(Items from a data source)
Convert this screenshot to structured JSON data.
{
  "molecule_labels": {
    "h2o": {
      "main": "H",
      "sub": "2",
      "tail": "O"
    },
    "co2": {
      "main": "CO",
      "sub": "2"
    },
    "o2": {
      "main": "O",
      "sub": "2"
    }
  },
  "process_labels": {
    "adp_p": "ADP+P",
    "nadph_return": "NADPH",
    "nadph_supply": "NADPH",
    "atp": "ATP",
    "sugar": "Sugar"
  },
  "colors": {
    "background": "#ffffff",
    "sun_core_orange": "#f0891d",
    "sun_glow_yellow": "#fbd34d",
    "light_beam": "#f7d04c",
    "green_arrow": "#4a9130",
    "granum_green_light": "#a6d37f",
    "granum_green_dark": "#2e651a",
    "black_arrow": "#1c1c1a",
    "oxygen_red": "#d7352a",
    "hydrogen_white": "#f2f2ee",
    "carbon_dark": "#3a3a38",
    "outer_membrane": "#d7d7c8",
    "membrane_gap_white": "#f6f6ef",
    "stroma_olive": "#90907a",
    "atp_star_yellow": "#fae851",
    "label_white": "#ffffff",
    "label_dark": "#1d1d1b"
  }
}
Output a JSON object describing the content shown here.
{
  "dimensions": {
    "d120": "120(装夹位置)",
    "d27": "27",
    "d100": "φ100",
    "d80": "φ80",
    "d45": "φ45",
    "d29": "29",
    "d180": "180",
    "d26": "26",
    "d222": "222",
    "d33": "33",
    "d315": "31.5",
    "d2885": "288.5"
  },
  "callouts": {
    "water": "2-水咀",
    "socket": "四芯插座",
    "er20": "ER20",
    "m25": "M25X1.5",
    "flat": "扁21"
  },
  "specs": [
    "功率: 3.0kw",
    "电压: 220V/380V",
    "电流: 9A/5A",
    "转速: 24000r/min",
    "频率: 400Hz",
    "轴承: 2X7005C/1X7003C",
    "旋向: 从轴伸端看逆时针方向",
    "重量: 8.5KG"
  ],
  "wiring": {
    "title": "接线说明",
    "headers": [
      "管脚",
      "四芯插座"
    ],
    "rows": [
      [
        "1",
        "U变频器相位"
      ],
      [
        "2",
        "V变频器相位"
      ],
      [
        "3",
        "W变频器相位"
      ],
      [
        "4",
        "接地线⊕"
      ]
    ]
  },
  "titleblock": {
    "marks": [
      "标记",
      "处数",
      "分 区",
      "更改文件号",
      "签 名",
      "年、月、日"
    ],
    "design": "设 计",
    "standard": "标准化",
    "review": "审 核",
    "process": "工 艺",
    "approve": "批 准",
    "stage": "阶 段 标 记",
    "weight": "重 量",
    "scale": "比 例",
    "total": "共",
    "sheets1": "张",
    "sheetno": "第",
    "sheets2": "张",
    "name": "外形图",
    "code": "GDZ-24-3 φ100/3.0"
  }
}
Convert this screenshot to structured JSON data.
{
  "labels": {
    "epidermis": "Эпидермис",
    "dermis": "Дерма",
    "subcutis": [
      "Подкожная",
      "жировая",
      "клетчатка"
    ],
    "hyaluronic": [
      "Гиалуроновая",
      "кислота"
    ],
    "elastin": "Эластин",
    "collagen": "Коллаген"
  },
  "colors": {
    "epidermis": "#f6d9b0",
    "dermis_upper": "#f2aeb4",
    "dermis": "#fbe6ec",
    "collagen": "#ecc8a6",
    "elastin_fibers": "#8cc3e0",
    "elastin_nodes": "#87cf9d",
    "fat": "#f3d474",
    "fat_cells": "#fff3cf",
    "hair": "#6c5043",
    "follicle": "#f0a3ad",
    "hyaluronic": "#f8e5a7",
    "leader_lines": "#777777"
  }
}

__What you will do__: Show every line of the records above that contains the word "collagen".

__Exercise output__:
    "collagen": "Коллаген"
    "collagen": "#ecc8a6",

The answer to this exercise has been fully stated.